Task to carry out -> Pick out each line of the records in which the word "this" appears.

Information provided ->
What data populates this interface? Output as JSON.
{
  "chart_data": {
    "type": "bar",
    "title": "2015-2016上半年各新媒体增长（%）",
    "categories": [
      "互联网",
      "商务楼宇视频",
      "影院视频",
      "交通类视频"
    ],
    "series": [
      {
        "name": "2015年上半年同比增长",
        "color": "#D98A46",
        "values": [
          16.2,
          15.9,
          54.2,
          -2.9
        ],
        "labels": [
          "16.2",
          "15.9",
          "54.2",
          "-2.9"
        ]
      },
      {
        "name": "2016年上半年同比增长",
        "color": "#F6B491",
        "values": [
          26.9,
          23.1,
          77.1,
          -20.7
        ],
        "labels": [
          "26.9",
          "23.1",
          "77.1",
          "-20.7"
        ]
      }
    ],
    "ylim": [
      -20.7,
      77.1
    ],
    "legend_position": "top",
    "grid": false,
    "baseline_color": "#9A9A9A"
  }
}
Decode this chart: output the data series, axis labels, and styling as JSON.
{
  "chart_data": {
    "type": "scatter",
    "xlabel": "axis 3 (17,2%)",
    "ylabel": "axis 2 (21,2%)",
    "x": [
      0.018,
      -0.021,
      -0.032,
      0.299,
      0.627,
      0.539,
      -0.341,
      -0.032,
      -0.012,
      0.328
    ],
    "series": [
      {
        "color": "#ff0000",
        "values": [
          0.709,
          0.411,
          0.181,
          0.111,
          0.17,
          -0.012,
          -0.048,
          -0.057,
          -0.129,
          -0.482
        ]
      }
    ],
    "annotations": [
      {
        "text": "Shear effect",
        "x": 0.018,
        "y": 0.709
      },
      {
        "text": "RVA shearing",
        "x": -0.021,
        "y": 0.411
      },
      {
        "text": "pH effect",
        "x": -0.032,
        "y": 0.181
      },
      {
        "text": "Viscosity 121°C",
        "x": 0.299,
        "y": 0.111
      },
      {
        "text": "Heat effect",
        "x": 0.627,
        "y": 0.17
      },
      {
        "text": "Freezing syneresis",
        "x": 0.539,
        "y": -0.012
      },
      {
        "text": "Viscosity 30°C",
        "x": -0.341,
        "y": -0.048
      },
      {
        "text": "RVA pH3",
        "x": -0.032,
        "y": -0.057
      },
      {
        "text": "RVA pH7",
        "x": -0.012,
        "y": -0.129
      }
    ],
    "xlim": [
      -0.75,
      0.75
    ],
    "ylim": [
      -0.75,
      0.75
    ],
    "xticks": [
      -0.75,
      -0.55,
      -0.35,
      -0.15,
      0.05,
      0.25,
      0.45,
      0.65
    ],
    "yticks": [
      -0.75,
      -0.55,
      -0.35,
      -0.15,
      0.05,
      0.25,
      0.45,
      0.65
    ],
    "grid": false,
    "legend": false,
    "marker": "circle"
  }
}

Task solution ->
What data populates this interface? Output as JSON.
Decode this chart: output the data series, axis labels, and styling as JSON.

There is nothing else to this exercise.